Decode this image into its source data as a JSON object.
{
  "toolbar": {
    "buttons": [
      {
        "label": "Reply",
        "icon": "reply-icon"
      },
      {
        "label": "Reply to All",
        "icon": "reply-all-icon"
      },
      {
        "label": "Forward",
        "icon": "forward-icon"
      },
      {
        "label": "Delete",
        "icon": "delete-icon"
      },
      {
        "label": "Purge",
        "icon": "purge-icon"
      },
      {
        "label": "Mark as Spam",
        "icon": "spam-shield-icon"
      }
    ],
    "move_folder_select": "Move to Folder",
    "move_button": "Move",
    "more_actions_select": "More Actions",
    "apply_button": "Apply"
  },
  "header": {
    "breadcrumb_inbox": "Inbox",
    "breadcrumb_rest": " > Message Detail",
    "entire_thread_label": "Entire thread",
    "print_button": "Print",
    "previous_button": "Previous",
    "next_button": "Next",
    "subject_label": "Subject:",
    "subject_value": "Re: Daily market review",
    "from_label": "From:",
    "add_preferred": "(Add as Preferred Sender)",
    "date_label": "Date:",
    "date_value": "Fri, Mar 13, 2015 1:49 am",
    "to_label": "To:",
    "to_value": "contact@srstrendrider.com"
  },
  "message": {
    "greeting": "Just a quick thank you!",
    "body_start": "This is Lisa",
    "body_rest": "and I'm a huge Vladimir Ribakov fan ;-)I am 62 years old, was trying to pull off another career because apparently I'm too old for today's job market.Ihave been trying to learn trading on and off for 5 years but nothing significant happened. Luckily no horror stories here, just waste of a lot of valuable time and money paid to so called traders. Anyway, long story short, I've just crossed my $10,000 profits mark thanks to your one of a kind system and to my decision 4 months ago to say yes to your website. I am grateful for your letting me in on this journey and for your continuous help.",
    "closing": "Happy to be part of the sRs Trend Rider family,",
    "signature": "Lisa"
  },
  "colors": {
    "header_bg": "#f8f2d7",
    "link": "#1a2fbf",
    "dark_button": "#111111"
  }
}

──────────────────────────────

» Given exercise
Transcribe the full listing above without leaving anything out.

» Written solution
Decode this image into its source data as a JSON object.
{
  "toolbar": {
    "buttons": [
      {
        "label": "Reply",
        "icon": "reply-icon"
      },
      {
        "label": "Reply to All",
        "icon": "reply-all-icon"
      },
      {
        "label": "Forward",
        "icon": "forward-icon"
      },
      {
        "label": "Delete",
        "icon": "delete-icon"
      },
      {
        "label": "Purge",
        "icon": "purge-icon"
      },
      {
        "label": "Mark as Spam",
        "icon": "spam-shield-icon"
      }
    ],
    "move_folder_select": "Move to Folder",
    "move_button": "Move",
    "more_actions_select": "More Actions",
    "apply_button": "Apply"
  },
  "header": {
    "breadcrumb_inbox": "Inbox",
    "breadcrumb_rest": " > Message Detail",
    "entire_thread_label": "Entire thread",
    "print_button": "Print",
    "previous_button": "Previous",
    "next_button": "Next",
    "subject_label": "Subject:",
    "subject_value": "Re: Daily market review",
    "from_label": "From:",
    "add_preferred": "(Add as Preferred Sender)",
    "date_label": "Date:",
    "date_value": "Fri, Mar 13, 2015 1:49 am",
    "to_label": "To:",
    "to_value": "contact@srstrendrider.com"
  },
  "message": {
    "greeting": "Just a quick thank you!",
    "body_start": "This is Lisa",
    "body_rest": "and I'm a huge Vladimir Ribakov fan ;-)I am 62 years old, was trying to pull off another career because apparently I'm too old for today's job market.Ihave been trying to learn trading on and off for 5 years but nothing significant happened. Luckily no horror stories here, just waste of a lot of valuable time and money paid to so called traders. Anyway, long story short, I've just crossed my $10,000 profits mark thanks to your one of a kind system and to my decision 4 months ago to say yes to your website. I am grateful for your letting me in on this journey and for your continuous help.",
    "closing": "Happy to be part of the sRs Trend Rider family,",
    "signature": "Lisa"
  },
  "colors": {
    "header_bg": "#f8f2d7",
    "link": "#1a2fbf",
    "dark_button": "#111111"
  }
}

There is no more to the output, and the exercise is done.